*Problem details*:
Every entry below must be repeated exactly; skip the pictures.

*Supplied records*:
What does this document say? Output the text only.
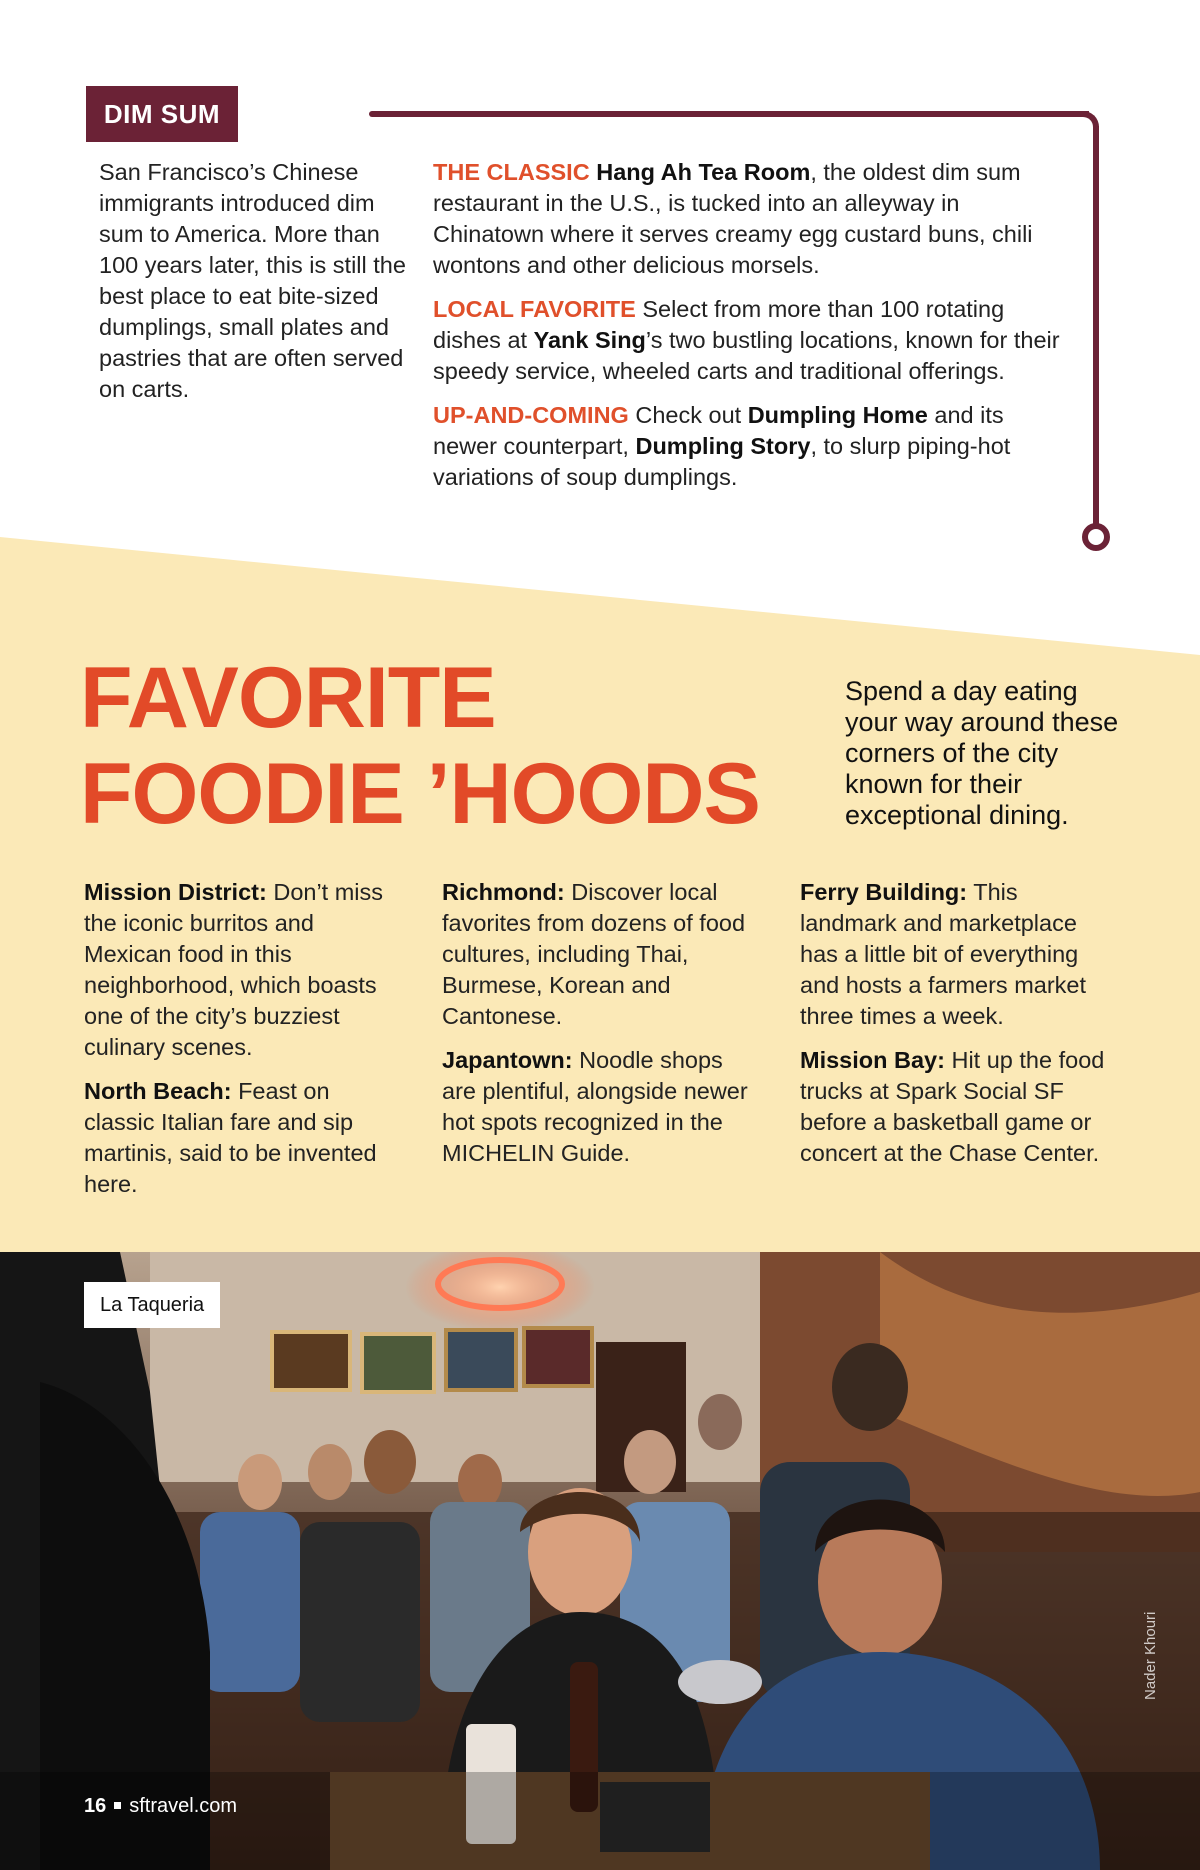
DIM SUM
San Francisco’s Chinese immigrants introduced dim sum to America. More than 100 years later, this is still the best place to eat bite-sized dumplings, small plates and pastries that are often served on carts.

THE CLASSIC Hang Ah Tea Room, the oldest dim sum restaurant in the U.S., is tucked into an alleyway in Chinatown where it serves creamy egg custard buns, chili wontons and other delicious morsels.

LOCAL FAVORITE Select from more than 100 rotating dishes at Yank Sing’s two bustling locations, known for their speedy service, wheeled carts and traditional offerings.

UP-AND-COMING Check out Dumpling Home and its newer counterpart, Dumpling Story, to slurp piping-hot variations of soup dumplings.

FAVORITE
FOODIE ’HOODS
Spend a day eating your way around these corners of the city known for their exceptional dining.

Mission District: Don’t miss the iconic burritos and Mexican food in this neighborhood, which boasts one of the city’s buzziest culinary scenes.

North Beach: Feast on classic Italian fare and sip martinis, said to be invented here.

Richmond: Discover local favorites from dozens of food cultures, including Thai, Burmese, Korean and Cantonese.

Japantown: Noodle shops are plentiful, alongside newer hot spots recognized in the MICHELIN Guide.

Ferry Building: This landmark and marketplace has a little bit of everything and hosts a farmers market three times a week.

Mission Bay: Hit up the food trucks at Spark Social SF before a basketball game or concert at the Chase Center.

La Taqueria
Nader Khouri
16 sftravel.com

*Completed exercise*:
What does this document say? Output the text only.
DIM SUM
San Francisco’s Chinese immigrants introduced dim sum to America. More than 100 years later, this is still the best place to eat bite-sized dumplings, small plates and pastries that are often served on carts.

THE CLASSIC Hang Ah Tea Room, the oldest dim sum restaurant in the U.S., is tucked into an alleyway in Chinatown where it serves creamy egg custard buns, chili wontons and other delicious morsels.

LOCAL FAVORITE Select from more than 100 rotating dishes at Yank Sing’s two bustling locations, known for their speedy service, wheeled carts and traditional offerings.

UP-AND-COMING Check out Dumpling Home and its newer counterpart, Dumpling Story, to slurp piping-hot variations of soup dumplings.

FAVORITE
FOODIE ’HOODS
Spend a day eating your way around these corners of the city known for their exceptional dining.

Mission District: Don’t miss the iconic burritos and Mexican food in this neighborhood, which boasts one of the city’s buzziest culinary scenes.

North Beach: Feast on classic Italian fare and sip martinis, said to be invented here.

Richmond: Discover local favorites from dozens of food cultures, including Thai, Burmese, Korean and Cantonese.

Japantown: Noodle shops are plentiful, alongside newer hot spots recognized in the MICHELIN Guide.

Ferry Building: This landmark and marketplace has a little bit of everything and hosts a farmers market three times a week.

Mission Bay: Hit up the food trucks at Spark Social SF before a basketball game or concert at the Chase Center.

La Taqueria
Nader Khouri
16 sftravel.com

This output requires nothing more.